Problem:
Copy out each line of the material below with no changes.

[Rows from a figure dataset]
━━━━━━━━━━━━━━━━

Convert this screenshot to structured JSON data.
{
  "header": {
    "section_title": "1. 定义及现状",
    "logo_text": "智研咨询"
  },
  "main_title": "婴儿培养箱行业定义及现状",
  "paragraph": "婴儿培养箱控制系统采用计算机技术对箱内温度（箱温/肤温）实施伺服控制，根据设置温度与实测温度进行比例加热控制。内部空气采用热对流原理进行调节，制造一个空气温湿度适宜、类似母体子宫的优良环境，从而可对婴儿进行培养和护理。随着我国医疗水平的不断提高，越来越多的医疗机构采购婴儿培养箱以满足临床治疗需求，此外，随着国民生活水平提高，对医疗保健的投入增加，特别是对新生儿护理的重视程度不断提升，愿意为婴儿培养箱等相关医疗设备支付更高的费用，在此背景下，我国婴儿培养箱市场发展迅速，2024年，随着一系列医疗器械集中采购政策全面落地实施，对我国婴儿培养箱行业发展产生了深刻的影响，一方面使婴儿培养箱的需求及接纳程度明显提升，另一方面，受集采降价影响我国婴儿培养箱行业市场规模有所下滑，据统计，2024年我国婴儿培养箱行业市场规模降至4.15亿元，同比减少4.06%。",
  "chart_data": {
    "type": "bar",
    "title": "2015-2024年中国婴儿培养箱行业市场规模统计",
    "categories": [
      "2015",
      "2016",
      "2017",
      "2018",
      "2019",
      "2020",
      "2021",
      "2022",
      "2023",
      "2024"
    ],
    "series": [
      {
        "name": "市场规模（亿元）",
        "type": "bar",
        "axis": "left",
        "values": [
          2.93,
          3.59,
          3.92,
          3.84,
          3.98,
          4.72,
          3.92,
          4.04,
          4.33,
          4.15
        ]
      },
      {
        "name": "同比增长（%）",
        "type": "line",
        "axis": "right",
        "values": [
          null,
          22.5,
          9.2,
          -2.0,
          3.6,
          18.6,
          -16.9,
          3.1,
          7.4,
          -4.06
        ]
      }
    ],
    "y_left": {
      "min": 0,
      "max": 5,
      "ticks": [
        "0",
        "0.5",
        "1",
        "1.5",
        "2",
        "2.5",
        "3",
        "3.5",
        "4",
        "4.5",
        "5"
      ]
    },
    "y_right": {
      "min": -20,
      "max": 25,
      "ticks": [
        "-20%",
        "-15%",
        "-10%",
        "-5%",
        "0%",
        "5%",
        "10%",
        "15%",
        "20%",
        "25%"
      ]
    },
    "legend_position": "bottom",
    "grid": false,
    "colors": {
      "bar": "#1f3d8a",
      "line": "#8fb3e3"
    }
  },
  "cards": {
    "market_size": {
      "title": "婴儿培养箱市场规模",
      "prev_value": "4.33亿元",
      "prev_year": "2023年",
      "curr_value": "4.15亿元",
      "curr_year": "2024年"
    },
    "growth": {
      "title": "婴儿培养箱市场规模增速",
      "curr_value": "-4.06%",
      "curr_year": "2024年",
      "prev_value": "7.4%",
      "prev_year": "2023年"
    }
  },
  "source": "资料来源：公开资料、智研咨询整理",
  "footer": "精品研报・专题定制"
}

━━━━━━━━━━━━━━━━

Output for this exercise:
Convert this screenshot to structured JSON data.
{
  "header": {
    "section_title": "1. 定义及现状",
    "logo_text": "智研咨询"
  },
  "main_title": "婴儿培养箱行业定义及现状",
  "paragraph": "婴儿培养箱控制系统采用计算机技术对箱内温度（箱温/肤温）实施伺服控制，根据设置温度与实测温度进行比例加热控制。内部空气采用热对流原理进行调节，制造一个空气温湿度适宜、类似母体子宫的优良环境，从而可对婴儿进行培养和护理。随着我国医疗水平的不断提高，越来越多的医疗机构采购婴儿培养箱以满足临床治疗需求，此外，随着国民生活水平提高，对医疗保健的投入增加，特别是对新生儿护理的重视程度不断提升，愿意为婴儿培养箱等相关医疗设备支付更高的费用，在此背景下，我国婴儿培养箱市场发展迅速，2024年，随着一系列医疗器械集中采购政策全面落地实施，对我国婴儿培养箱行业发展产生了深刻的影响，一方面使婴儿培养箱的需求及接纳程度明显提升，另一方面，受集采降价影响我国婴儿培养箱行业市场规模有所下滑，据统计，2024年我国婴儿培养箱行业市场规模降至4.15亿元，同比减少4.06%。",
  "chart_data": {
    "type": "bar",
    "title": "2015-2024年中国婴儿培养箱行业市场规模统计",
    "categories": [
      "2015",
      "2016",
      "2017",
      "2018",
      "2019",
      "2020",
      "2021",
      "2022",
      "2023",
      "2024"
    ],
    "series": [
      {
        "name": "市场规模（亿元）",
        "type": "bar",
        "axis": "left",
        "values": [
          2.93,
          3.59,
          3.92,
          3.84,
          3.98,
          4.72,
          3.92,
          4.04,
          4.33,
          4.15
        ]
      },
      {
        "name": "同比增长（%）",
        "type": "line",
        "axis": "right",
        "values": [
          null,
          22.5,
          9.2,
          -2.0,
          3.6,
          18.6,
          -16.9,
          3.1,
          7.4,
          -4.06
        ]
      }
    ],
    "y_left": {
      "min": 0,
      "max": 5,
      "ticks": [
        "0",
        "0.5",
        "1",
        "1.5",
        "2",
        "2.5",
        "3",
        "3.5",
        "4",
        "4.5",
        "5"
      ]
    },
    "y_right": {
      "min": -20,
      "max": 25,
      "ticks": [
        "-20%",
        "-15%",
        "-10%",
        "-5%",
        "0%",
        "5%",
        "10%",
        "15%",
        "20%",
        "25%"
      ]
    },
    "legend_position": "bottom",
    "grid": false,
    "colors": {
      "bar": "#1f3d8a",
      "line": "#8fb3e3"
    }
  },
  "cards": {
    "market_size": {
      "title": "婴儿培养箱市场规模",
      "prev_value": "4.33亿元",
      "prev_year": "2023年",
      "curr_value": "4.15亿元",
      "curr_year": "2024年"
    },
    "growth": {
      "title": "婴儿培养箱市场规模增速",
      "curr_value": "-4.06%",
      "curr_year": "2024年",
      "prev_value": "7.4%",
      "prev_year": "2023年"
    }
  },
  "source": "资料来源：公开资料、智研咨询整理",
  "footer": "精品研报・专题定制"
}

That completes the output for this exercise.